-- YOUR GOAL --
Write the material out again exactly as it stands.

-- DATA RECORDS --

******

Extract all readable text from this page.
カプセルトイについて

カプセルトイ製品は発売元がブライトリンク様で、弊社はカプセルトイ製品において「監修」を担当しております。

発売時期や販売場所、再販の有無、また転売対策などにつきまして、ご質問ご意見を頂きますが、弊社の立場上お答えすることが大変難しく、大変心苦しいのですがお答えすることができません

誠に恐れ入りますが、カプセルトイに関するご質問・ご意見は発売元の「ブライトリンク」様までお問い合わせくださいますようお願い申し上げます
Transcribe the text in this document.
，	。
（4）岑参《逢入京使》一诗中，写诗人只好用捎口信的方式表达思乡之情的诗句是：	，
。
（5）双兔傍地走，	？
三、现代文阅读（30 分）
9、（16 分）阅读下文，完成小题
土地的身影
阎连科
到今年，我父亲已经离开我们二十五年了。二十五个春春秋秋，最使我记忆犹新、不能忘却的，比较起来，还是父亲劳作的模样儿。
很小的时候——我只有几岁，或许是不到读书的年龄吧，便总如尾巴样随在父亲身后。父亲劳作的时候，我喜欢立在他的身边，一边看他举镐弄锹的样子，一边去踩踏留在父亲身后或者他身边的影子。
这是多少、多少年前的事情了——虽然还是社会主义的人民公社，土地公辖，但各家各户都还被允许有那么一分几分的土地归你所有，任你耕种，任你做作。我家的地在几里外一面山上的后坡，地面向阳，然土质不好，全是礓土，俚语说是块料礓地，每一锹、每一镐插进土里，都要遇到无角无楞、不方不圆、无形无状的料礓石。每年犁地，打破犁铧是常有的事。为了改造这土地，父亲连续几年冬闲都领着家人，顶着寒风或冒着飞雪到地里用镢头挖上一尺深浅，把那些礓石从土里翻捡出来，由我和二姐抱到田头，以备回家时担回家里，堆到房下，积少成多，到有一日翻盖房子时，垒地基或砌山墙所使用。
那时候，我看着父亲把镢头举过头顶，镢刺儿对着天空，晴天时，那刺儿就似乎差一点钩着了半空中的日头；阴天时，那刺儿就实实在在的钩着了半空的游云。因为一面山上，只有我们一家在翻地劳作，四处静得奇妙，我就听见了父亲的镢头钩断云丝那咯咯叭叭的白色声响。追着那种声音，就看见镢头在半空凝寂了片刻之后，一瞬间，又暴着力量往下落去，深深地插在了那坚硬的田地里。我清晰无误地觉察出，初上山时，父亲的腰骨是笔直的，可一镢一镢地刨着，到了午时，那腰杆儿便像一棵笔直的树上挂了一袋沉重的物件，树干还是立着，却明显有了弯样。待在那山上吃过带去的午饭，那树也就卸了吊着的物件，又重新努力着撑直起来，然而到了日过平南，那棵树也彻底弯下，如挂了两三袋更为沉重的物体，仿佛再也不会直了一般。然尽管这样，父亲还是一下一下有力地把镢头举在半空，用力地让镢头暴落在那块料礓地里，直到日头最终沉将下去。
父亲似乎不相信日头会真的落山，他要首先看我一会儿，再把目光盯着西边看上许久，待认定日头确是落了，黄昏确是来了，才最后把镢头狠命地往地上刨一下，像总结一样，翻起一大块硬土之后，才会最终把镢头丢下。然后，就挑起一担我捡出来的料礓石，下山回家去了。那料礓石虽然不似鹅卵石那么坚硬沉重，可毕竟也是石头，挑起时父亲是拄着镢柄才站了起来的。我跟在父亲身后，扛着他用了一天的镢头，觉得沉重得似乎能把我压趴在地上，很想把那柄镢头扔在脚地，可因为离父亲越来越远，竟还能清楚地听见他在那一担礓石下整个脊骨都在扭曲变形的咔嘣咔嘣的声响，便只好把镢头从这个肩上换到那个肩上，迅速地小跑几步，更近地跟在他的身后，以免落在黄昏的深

******

-- COMPLETE RESPONSE --
Extract all readable text from this page.
カプセルトイについて

カプセルトイ製品は発売元がブライトリンク様で、弊社はカプセルトイ製品において「監修」を担当しております。

発売時期や販売場所、再販の有無、また転売対策などにつきまして、ご質問ご意見を頂きますが、弊社の立場上お答えすることが大変難しく、大変心苦しいのですがお答えすることができません

誠に恐れ入りますが、カプセルトイに関するご質問・ご意見は発売元の「ブライトリンク」様までお問い合わせくださいますようお願い申し上げます
Transcribe the text in this document.
，	。
（4）岑参《逢入京使》一诗中，写诗人只好用捎口信的方式表达思乡之情的诗句是：	，
。
（5）双兔傍地走，	？
三、现代文阅读（30 分）
9、（16 分）阅读下文，完成小题
土地的身影
阎连科
到今年，我父亲已经离开我们二十五年了。二十五个春春秋秋，最使我记忆犹新、不能忘却的，比较起来，还是父亲劳作的模样儿。
很小的时候——我只有几岁，或许是不到读书的年龄吧，便总如尾巴样随在父亲身后。父亲劳作的时候，我喜欢立在他的身边，一边看他举镐弄锹的样子，一边去踩踏留在父亲身后或者他身边的影子。
这是多少、多少年前的事情了——虽然还是社会主义的人民公社，土地公辖，但各家各户都还被允许有那么一分几分的土地归你所有，任你耕种，任你做作。我家的地在几里外一面山上的后坡，地面向阳，然土质不好，全是礓土，俚语说是块料礓地，每一锹、每一镐插进土里，都要遇到无角无楞、不方不圆、无形无状的料礓石。每年犁地，打破犁铧是常有的事。为了改造这土地，父亲连续几年冬闲都领着家人，顶着寒风或冒着飞雪到地里用镢头挖上一尺深浅，把那些礓石从土里翻捡出来，由我和二姐抱到田头，以备回家时担回家里，堆到房下，积少成多，到有一日翻盖房子时，垒地基或砌山墙所使用。
那时候，我看着父亲把镢头举过头顶，镢刺儿对着天空，晴天时，那刺儿就似乎差一点钩着了半空中的日头；阴天时，那刺儿就实实在在的钩着了半空的游云。因为一面山上，只有我们一家在翻地劳作，四处静得奇妙，我就听见了父亲的镢头钩断云丝那咯咯叭叭的白色声响。追着那种声音，就看见镢头在半空凝寂了片刻之后，一瞬间，又暴着力量往下落去，深深地插在了那坚硬的田地里。我清晰无误地觉察出，初上山时，父亲的腰骨是笔直的，可一镢一镢地刨着，到了午时，那腰杆儿便像一棵笔直的树上挂了一袋沉重的物件，树干还是立着，却明显有了弯样。待在那山上吃过带去的午饭，那树也就卸了吊着的物件，又重新努力着撑直起来，然而到了日过平南，那棵树也彻底弯下，如挂了两三袋更为沉重的物体，仿佛再也不会直了一般。然尽管这样，父亲还是一下一下有力地把镢头举在半空，用力地让镢头暴落在那块料礓地里，直到日头最终沉将下去。
父亲似乎不相信日头会真的落山，他要首先看我一会儿，再把目光盯着西边看上许久，待认定日头确是落了，黄昏确是来了，才最后把镢头狠命地往地上刨一下，像总结一样，翻起一大块硬土之后，才会最终把镢头丢下。然后，就挑起一担我捡出来的料礓石，下山回家去了。那料礓石虽然不似鹅卵石那么坚硬沉重，可毕竟也是石头，挑起时父亲是拄着镢柄才站了起来的。我跟在父亲身后，扛着他用了一天的镢头，觉得沉重得似乎能把我压趴在地上，很想把那柄镢头扔在脚地，可因为离父亲越来越远，竟还能清楚地听见他在那一担礓石下整个脊骨都在扭曲变形的咔嘣咔嘣的声响，便只好把镢头从这个肩上换到那个肩上，迅速地小跑几步，更近地跟在他的身后，以免落在黄昏的深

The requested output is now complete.